◆ Dataset
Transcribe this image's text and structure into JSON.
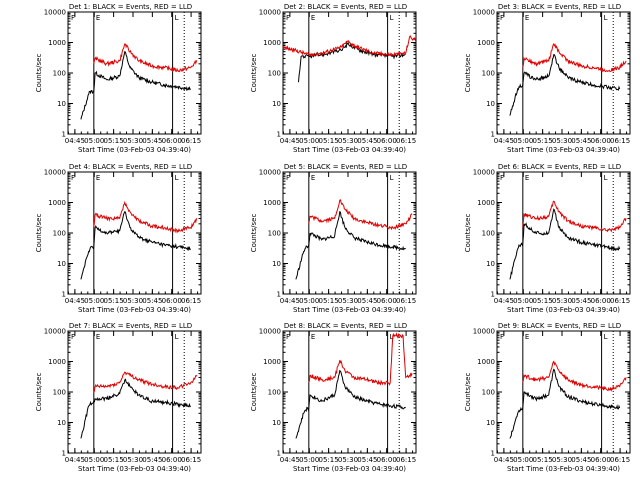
{
  "chart_data": [
    {
      "type": "line",
      "title": "Det 1: BLACK = Events, RED = LLD",
      "xlabel": "Start Time (03-Feb-03 04:39:40)",
      "ylabel": "Counts/sec",
      "y_scale": "log",
      "ylim": [
        1,
        10000
      ],
      "y_ticks": [
        "1",
        "10",
        "100",
        "1000",
        "10000"
      ],
      "x_ticks": [
        "04:45",
        "05:00",
        "05:15",
        "05:30",
        "05:45",
        "06:00",
        "06:15"
      ],
      "x_tick_minutes": [
        5.33,
        20.33,
        35.33,
        50.33,
        65.33,
        80.33,
        95.33
      ],
      "xlim_minutes": [
        0,
        103
      ],
      "markers": {
        "solid_lines_minutes": [
          20,
          81
        ],
        "dotted_line_minutes": 90,
        "labels": [
          "F",
          "E",
          "L"
        ]
      },
      "series": [
        {
          "name": "Events",
          "color": "#000000",
          "x_minutes": [
            10,
            16,
            17,
            20,
            21,
            30,
            40,
            44,
            48,
            55,
            65,
            75,
            85,
            95
          ],
          "values": [
            3,
            20,
            25,
            25,
            100,
            60,
            80,
            500,
            150,
            70,
            50,
            40,
            35,
            30
          ]
        },
        {
          "name": "LLD",
          "color": "#e00000",
          "x_minutes": [
            20,
            21,
            30,
            40,
            44,
            48,
            55,
            65,
            75,
            85,
            95,
            100
          ],
          "values": [
            200,
            300,
            200,
            250,
            900,
            500,
            250,
            170,
            150,
            120,
            150,
            250
          ]
        }
      ]
    },
    {
      "type": "line",
      "title": "Det 2: BLACK = Events, RED = LLD",
      "xlabel": "Start Time (03-Feb-03 04:39:40)",
      "ylabel": "Counts/sec",
      "y_scale": "log",
      "ylim": [
        1,
        10000
      ],
      "y_ticks": [
        "1",
        "10",
        "100",
        "1000",
        "10000"
      ],
      "x_ticks": [
        "04:45",
        "05:00",
        "05:15",
        "05:30",
        "05:45",
        "06:00",
        "06:15"
      ],
      "x_tick_minutes": [
        5.33,
        20.33,
        35.33,
        50.33,
        65.33,
        80.33,
        95.33
      ],
      "xlim_minutes": [
        0,
        103
      ],
      "markers": {
        "solid_lines_minutes": [
          20,
          81
        ],
        "dotted_line_minutes": 90,
        "labels": [
          "F",
          "E",
          "L"
        ]
      },
      "series": [
        {
          "name": "Events",
          "color": "#000000",
          "x_minutes": [
            12,
            14,
            20,
            30,
            45,
            50,
            58,
            70,
            85,
            95
          ],
          "values": [
            50,
            350,
            350,
            400,
            550,
            900,
            600,
            400,
            350,
            400
          ]
        },
        {
          "name": "LLD",
          "color": "#e00000",
          "x_minutes": [
            0,
            10,
            20,
            30,
            45,
            50,
            58,
            70,
            85,
            95,
            98,
            103
          ],
          "values": [
            700,
            550,
            400,
            450,
            700,
            1100,
            700,
            450,
            400,
            450,
            1500,
            1200
          ]
        }
      ]
    },
    {
      "type": "line",
      "title": "Det 3: BLACK = Events, RED = LLD",
      "xlabel": "Start Time (03-Feb-03 04:39:40)",
      "ylabel": "Counts/sec",
      "y_scale": "log",
      "ylim": [
        1,
        10000
      ],
      "y_ticks": [
        "1",
        "10",
        "100",
        "1000",
        "10000"
      ],
      "x_ticks": [
        "04:45",
        "05:00",
        "05:15",
        "05:30",
        "05:45",
        "06:00",
        "06:15"
      ],
      "x_tick_minutes": [
        5.33,
        20.33,
        35.33,
        50.33,
        65.33,
        80.33,
        95.33
      ],
      "xlim_minutes": [
        0,
        103
      ],
      "markers": {
        "solid_lines_minutes": [
          20,
          81
        ],
        "dotted_line_minutes": 90,
        "labels": [
          "F",
          "E",
          "L"
        ]
      },
      "series": [
        {
          "name": "Events",
          "color": "#000000",
          "x_minutes": [
            10,
            16,
            17,
            20,
            21,
            30,
            40,
            44,
            48,
            55,
            65,
            75,
            85,
            95
          ],
          "values": [
            4,
            30,
            35,
            40,
            100,
            60,
            80,
            400,
            150,
            70,
            50,
            40,
            35,
            30
          ]
        },
        {
          "name": "LLD",
          "color": "#e00000",
          "x_minutes": [
            20,
            21,
            30,
            40,
            44,
            48,
            55,
            65,
            75,
            85,
            95,
            100
          ],
          "values": [
            150,
            300,
            200,
            250,
            900,
            500,
            250,
            170,
            150,
            120,
            150,
            250
          ]
        }
      ]
    },
    {
      "type": "line",
      "title": "Det 4: BLACK = Events, RED = LLD",
      "xlabel": "Start Time (03-Feb-03 04:39:40)",
      "ylabel": "Counts/sec",
      "y_scale": "log",
      "ylim": [
        1,
        10000
      ],
      "y_ticks": [
        "1",
        "10",
        "100",
        "1000",
        "10000"
      ],
      "x_ticks": [
        "04:45",
        "05:00",
        "05:15",
        "05:30",
        "05:45",
        "06:00",
        "06:15"
      ],
      "x_tick_minutes": [
        5.33,
        20.33,
        35.33,
        50.33,
        65.33,
        80.33,
        95.33
      ],
      "xlim_minutes": [
        0,
        103
      ],
      "markers": {
        "solid_lines_minutes": [
          20,
          81
        ],
        "dotted_line_minutes": 90,
        "labels": [
          "F",
          "E",
          "L"
        ]
      },
      "series": [
        {
          "name": "Events",
          "color": "#000000",
          "x_minutes": [
            10,
            16,
            17,
            20,
            21,
            30,
            40,
            44,
            48,
            55,
            65,
            75,
            85,
            95
          ],
          "values": [
            3,
            25,
            30,
            35,
            150,
            100,
            120,
            500,
            150,
            70,
            50,
            40,
            35,
            30
          ]
        },
        {
          "name": "LLD",
          "color": "#e00000",
          "x_minutes": [
            20,
            21,
            30,
            40,
            44,
            48,
            55,
            65,
            75,
            85,
            95,
            100
          ],
          "values": [
            150,
            400,
            300,
            300,
            1000,
            500,
            250,
            170,
            150,
            120,
            150,
            300
          ]
        }
      ]
    },
    {
      "type": "line",
      "title": "Det 5: BLACK = Events, RED = LLD",
      "xlabel": "Start Time (03-Feb-03 04:39:40)",
      "ylabel": "Counts/sec",
      "y_scale": "log",
      "ylim": [
        1,
        10000
      ],
      "y_ticks": [
        "1",
        "10",
        "100",
        "1000",
        "10000"
      ],
      "x_ticks": [
        "04:45",
        "05:00",
        "05:15",
        "05:30",
        "05:45",
        "06:00",
        "06:15"
      ],
      "x_tick_minutes": [
        5.33,
        20.33,
        35.33,
        50.33,
        65.33,
        80.33,
        95.33
      ],
      "xlim_minutes": [
        0,
        103
      ],
      "markers": {
        "solid_lines_minutes": [
          20,
          81
        ],
        "dotted_line_minutes": 90,
        "labels": [
          "F",
          "E",
          "L"
        ]
      },
      "series": [
        {
          "name": "Events",
          "color": "#000000",
          "x_minutes": [
            10,
            16,
            17,
            20,
            21,
            30,
            40,
            44,
            48,
            55,
            65,
            75,
            85,
            95
          ],
          "values": [
            3,
            25,
            30,
            40,
            100,
            60,
            80,
            500,
            150,
            70,
            50,
            40,
            35,
            30
          ]
        },
        {
          "name": "LLD",
          "color": "#e00000",
          "x_minutes": [
            20,
            21,
            30,
            40,
            44,
            48,
            55,
            65,
            75,
            85,
            95,
            100
          ],
          "values": [
            200,
            350,
            250,
            300,
            1200,
            600,
            300,
            220,
            180,
            150,
            200,
            400
          ]
        }
      ]
    },
    {
      "type": "line",
      "title": "Det 6: BLACK = Events, RED = LLD",
      "xlabel": "Start Time (03-Feb-03 04:39:40)",
      "ylabel": "Counts/sec",
      "y_scale": "log",
      "ylim": [
        1,
        10000
      ],
      "y_ticks": [
        "1",
        "10",
        "100",
        "1000",
        "10000"
      ],
      "x_ticks": [
        "04:45",
        "05:00",
        "05:15",
        "05:30",
        "05:45",
        "06:00",
        "06:15"
      ],
      "x_tick_minutes": [
        5.33,
        20.33,
        35.33,
        50.33,
        65.33,
        80.33,
        95.33
      ],
      "xlim_minutes": [
        0,
        103
      ],
      "markers": {
        "solid_lines_minutes": [
          20,
          81
        ],
        "dotted_line_minutes": 90,
        "labels": [
          "F",
          "E",
          "L"
        ]
      },
      "series": [
        {
          "name": "Events",
          "color": "#000000",
          "x_minutes": [
            10,
            16,
            17,
            20,
            21,
            30,
            40,
            44,
            48,
            55,
            65,
            75,
            85,
            95
          ],
          "values": [
            3,
            30,
            40,
            45,
            200,
            100,
            100,
            600,
            150,
            70,
            50,
            40,
            35,
            30
          ]
        },
        {
          "name": "LLD",
          "color": "#e00000",
          "x_minutes": [
            20,
            21,
            30,
            40,
            44,
            48,
            55,
            65,
            75,
            85,
            95,
            100
          ],
          "values": [
            150,
            400,
            300,
            350,
            1100,
            500,
            250,
            170,
            150,
            120,
            150,
            300
          ]
        }
      ]
    },
    {
      "type": "line",
      "title": "Det 7: BLACK = Events, RED = LLD",
      "xlabel": "Start Time (03-Feb-03 04:39:40)",
      "ylabel": "Counts/sec",
      "y_scale": "log",
      "ylim": [
        1,
        10000
      ],
      "y_ticks": [
        "1",
        "10",
        "100",
        "1000",
        "10000"
      ],
      "x_ticks": [
        "04:45",
        "05:00",
        "05:15",
        "05:30",
        "05:45",
        "06:00",
        "06:15"
      ],
      "x_tick_minutes": [
        5.33,
        20.33,
        35.33,
        50.33,
        65.33,
        80.33,
        95.33
      ],
      "xlim_minutes": [
        0,
        103
      ],
      "markers": {
        "solid_lines_minutes": [
          20,
          81
        ],
        "dotted_line_minutes": 90,
        "labels": [
          "F",
          "E",
          "L"
        ]
      },
      "series": [
        {
          "name": "Events",
          "color": "#000000",
          "x_minutes": [
            10,
            16,
            17,
            20,
            21,
            30,
            40,
            44,
            48,
            55,
            65,
            75,
            85,
            95
          ],
          "values": [
            3,
            35,
            40,
            50,
            60,
            60,
            90,
            250,
            150,
            80,
            50,
            45,
            40,
            35
          ]
        },
        {
          "name": "LLD",
          "color": "#e00000",
          "x_minutes": [
            20,
            21,
            30,
            40,
            44,
            48,
            55,
            65,
            75,
            85,
            95,
            100
          ],
          "values": [
            100,
            150,
            150,
            200,
            450,
            350,
            250,
            180,
            150,
            140,
            200,
            350
          ]
        }
      ]
    },
    {
      "type": "line",
      "title": "Det 8: BLACK = Events, RED = LLD",
      "xlabel": "Start Time (03-Feb-03 04:39:40)",
      "ylabel": "Counts/sec",
      "y_scale": "log",
      "ylim": [
        1,
        10000
      ],
      "y_ticks": [
        "1",
        "10",
        "100",
        "1000",
        "10000"
      ],
      "x_ticks": [
        "04:45",
        "05:00",
        "05:15",
        "05:30",
        "05:45",
        "06:00",
        "06:15"
      ],
      "x_tick_minutes": [
        5.33,
        20.33,
        35.33,
        50.33,
        65.33,
        80.33,
        95.33
      ],
      "xlim_minutes": [
        0,
        103
      ],
      "markers": {
        "solid_lines_minutes": [
          20,
          81
        ],
        "dotted_line_minutes": 90,
        "labels": [
          "F",
          "E",
          "L"
        ]
      },
      "series": [
        {
          "name": "Events",
          "color": "#000000",
          "x_minutes": [
            10,
            16,
            17,
            20,
            21,
            30,
            40,
            44,
            48,
            55,
            65,
            75,
            85,
            95
          ],
          "values": [
            3,
            20,
            25,
            30,
            80,
            50,
            80,
            500,
            150,
            70,
            50,
            40,
            35,
            30
          ]
        },
        {
          "name": "LLD",
          "color": "#e00000",
          "x_minutes": [
            20,
            21,
            30,
            40,
            44,
            48,
            55,
            65,
            75,
            83,
            85,
            93,
            95,
            100
          ],
          "values": [
            200,
            350,
            250,
            300,
            1100,
            500,
            300,
            250,
            200,
            200,
            7000,
            7000,
            300,
            400
          ]
        }
      ]
    },
    {
      "type": "line",
      "title": "Det 9: BLACK = Events, RED = LLD",
      "xlabel": "Start Time (03-Feb-03 04:39:40)",
      "ylabel": "Counts/sec",
      "y_scale": "log",
      "ylim": [
        1,
        10000
      ],
      "y_ticks": [
        "1",
        "10",
        "100",
        "1000",
        "10000"
      ],
      "x_ticks": [
        "04:45",
        "05:00",
        "05:15",
        "05:30",
        "05:45",
        "06:00",
        "06:15"
      ],
      "x_tick_minutes": [
        5.33,
        20.33,
        35.33,
        50.33,
        65.33,
        80.33,
        95.33
      ],
      "xlim_minutes": [
        0,
        103
      ],
      "markers": {
        "solid_lines_minutes": [
          20,
          81
        ],
        "dotted_line_minutes": 90,
        "labels": [
          "F",
          "E",
          "L"
        ]
      },
      "series": [
        {
          "name": "Events",
          "color": "#000000",
          "x_minutes": [
            10,
            16,
            17,
            20,
            21,
            30,
            40,
            44,
            48,
            55,
            65,
            75,
            85,
            95
          ],
          "values": [
            3,
            20,
            25,
            30,
            100,
            60,
            80,
            550,
            150,
            70,
            50,
            40,
            35,
            30
          ]
        },
        {
          "name": "LLD",
          "color": "#e00000",
          "x_minutes": [
            20,
            21,
            30,
            40,
            44,
            48,
            55,
            65,
            75,
            85,
            95,
            100
          ],
          "values": [
            200,
            350,
            250,
            300,
            1000,
            500,
            250,
            170,
            150,
            120,
            150,
            300
          ]
        }
      ]
    }
  ]
}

◆ Instructions to follow
In how many lines of the data does the string "title" appear? Give only the number.

◆ Answer to the task
9